Locate each line below that includes "Alvin" and reproduce it.

## Start

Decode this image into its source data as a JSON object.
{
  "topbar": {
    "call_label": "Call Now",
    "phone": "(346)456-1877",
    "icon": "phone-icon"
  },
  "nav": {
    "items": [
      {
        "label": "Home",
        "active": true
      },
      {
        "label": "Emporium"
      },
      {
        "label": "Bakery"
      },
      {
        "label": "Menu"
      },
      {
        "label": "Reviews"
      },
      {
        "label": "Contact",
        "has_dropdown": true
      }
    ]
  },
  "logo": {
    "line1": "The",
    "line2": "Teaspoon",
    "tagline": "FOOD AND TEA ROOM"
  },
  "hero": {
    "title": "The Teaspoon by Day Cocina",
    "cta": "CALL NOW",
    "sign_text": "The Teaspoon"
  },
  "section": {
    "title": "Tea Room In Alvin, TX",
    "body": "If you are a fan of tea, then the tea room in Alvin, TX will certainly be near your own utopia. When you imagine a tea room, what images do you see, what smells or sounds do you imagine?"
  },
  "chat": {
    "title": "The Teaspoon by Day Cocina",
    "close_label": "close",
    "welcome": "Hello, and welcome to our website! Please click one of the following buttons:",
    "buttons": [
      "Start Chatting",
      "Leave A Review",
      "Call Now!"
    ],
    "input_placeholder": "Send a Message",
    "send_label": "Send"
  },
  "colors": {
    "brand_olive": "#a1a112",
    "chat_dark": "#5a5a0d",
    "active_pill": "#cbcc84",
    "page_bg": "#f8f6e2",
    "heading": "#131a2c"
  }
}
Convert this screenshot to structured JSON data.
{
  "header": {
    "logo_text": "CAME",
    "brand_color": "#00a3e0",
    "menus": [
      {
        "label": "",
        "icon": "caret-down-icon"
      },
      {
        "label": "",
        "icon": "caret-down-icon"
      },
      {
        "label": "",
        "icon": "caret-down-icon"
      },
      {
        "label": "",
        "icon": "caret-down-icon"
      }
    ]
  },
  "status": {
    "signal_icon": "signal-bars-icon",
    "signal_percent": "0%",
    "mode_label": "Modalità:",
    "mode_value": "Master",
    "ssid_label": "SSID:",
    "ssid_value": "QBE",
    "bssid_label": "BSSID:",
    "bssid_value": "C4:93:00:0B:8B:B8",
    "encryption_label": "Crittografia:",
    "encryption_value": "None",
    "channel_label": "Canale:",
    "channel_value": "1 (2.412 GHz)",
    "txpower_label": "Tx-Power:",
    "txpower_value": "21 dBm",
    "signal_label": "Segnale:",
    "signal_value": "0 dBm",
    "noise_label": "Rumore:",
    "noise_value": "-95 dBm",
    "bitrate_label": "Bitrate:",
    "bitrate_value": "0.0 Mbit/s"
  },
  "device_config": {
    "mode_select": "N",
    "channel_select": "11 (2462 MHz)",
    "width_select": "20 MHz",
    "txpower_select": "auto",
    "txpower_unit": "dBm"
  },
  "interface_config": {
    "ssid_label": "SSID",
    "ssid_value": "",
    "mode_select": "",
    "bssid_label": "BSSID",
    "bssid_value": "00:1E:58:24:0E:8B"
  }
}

## End

◆ SOLUTION
    "title": "Tea Room In Alvin, TX",
    "body": "If you are a fan of tea, then the tea room in Alvin, TX will certainly be near your own utopia. When you imagine a tea room, what images do you see, what smells or sounds do you imagine?"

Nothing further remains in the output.